* OBJECTIVE: Reproduce the material below word for word, starting at its first line and stopping after the line that contains "oscillator-bar (392, 519, 394, 524)".
════════════════════
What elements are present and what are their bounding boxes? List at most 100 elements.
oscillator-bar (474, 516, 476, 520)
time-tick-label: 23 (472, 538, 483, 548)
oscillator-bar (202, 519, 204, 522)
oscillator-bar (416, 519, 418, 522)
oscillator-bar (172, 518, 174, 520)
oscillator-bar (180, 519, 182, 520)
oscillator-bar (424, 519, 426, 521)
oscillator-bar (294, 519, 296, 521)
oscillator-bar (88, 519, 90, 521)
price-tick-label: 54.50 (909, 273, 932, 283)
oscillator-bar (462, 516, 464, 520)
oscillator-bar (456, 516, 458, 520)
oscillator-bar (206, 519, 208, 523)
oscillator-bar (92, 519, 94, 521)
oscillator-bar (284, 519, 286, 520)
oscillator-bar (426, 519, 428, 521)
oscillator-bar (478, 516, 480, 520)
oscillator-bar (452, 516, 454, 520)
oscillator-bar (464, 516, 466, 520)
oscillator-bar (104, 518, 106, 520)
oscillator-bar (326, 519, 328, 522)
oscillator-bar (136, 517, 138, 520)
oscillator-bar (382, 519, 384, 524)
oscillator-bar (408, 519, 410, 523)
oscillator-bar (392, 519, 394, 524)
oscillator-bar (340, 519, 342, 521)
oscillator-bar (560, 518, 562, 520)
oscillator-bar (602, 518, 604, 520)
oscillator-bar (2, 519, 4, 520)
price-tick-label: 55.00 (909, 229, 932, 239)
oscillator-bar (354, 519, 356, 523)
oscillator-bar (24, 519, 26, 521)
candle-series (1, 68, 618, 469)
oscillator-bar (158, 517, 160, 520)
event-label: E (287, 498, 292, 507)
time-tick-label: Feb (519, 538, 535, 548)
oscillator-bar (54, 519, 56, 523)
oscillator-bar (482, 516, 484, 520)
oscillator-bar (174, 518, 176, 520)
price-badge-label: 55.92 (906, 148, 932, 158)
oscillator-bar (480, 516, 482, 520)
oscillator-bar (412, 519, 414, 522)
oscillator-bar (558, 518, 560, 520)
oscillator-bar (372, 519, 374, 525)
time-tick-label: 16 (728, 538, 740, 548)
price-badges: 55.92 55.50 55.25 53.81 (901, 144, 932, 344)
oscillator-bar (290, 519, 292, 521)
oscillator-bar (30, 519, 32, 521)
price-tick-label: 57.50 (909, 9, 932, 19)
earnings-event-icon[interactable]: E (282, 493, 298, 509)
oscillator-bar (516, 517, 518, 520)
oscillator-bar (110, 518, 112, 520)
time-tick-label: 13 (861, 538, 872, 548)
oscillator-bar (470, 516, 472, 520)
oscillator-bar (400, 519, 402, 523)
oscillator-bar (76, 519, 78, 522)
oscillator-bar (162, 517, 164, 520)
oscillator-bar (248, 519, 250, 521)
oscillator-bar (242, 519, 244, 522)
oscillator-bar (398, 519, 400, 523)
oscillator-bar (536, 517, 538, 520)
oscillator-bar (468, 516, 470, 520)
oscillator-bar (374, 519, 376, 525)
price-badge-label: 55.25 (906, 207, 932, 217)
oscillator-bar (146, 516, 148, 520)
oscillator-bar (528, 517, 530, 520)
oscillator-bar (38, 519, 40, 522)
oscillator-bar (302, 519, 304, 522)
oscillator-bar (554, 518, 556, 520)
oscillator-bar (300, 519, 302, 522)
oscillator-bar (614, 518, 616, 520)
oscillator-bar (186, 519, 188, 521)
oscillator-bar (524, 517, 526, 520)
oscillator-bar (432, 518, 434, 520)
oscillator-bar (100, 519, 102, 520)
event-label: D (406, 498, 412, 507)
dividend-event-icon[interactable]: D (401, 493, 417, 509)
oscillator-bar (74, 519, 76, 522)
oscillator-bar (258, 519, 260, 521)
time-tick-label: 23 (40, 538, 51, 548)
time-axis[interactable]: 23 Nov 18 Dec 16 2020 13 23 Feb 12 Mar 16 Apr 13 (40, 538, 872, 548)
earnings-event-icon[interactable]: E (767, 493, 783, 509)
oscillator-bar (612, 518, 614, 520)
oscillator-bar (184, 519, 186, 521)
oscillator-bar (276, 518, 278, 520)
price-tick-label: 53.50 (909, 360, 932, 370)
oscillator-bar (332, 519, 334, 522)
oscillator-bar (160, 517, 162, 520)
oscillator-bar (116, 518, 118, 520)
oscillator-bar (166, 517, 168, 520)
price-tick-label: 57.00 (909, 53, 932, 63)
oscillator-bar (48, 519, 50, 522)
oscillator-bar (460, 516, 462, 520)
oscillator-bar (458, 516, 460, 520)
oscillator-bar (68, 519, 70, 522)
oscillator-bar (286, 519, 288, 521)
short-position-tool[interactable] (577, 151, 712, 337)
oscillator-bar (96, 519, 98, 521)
════════════════════
* WRITTEN REPLY:
What elements are present and what are their bounding boxes? List at most 100 elements.
oscillator-bar (474, 516, 476, 520)
time-tick-label: 23 (472, 538, 483, 548)
oscillator-bar (202, 519, 204, 522)
oscillator-bar (416, 519, 418, 522)
oscillator-bar (172, 518, 174, 520)
oscillator-bar (180, 519, 182, 520)
oscillator-bar (424, 519, 426, 521)
oscillator-bar (294, 519, 296, 521)
oscillator-bar (88, 519, 90, 521)
price-tick-label: 54.50 (909, 273, 932, 283)
oscillator-bar (462, 516, 464, 520)
oscillator-bar (456, 516, 458, 520)
oscillator-bar (206, 519, 208, 523)
oscillator-bar (92, 519, 94, 521)
oscillator-bar (284, 519, 286, 520)
oscillator-bar (426, 519, 428, 521)
oscillator-bar (478, 516, 480, 520)
oscillator-bar (452, 516, 454, 520)
oscillator-bar (464, 516, 466, 520)
oscillator-bar (104, 518, 106, 520)
oscillator-bar (326, 519, 328, 522)
oscillator-bar (136, 517, 138, 520)
oscillator-bar (382, 519, 384, 524)
oscillator-bar (408, 519, 410, 523)
oscillator-bar (392, 519, 394, 524)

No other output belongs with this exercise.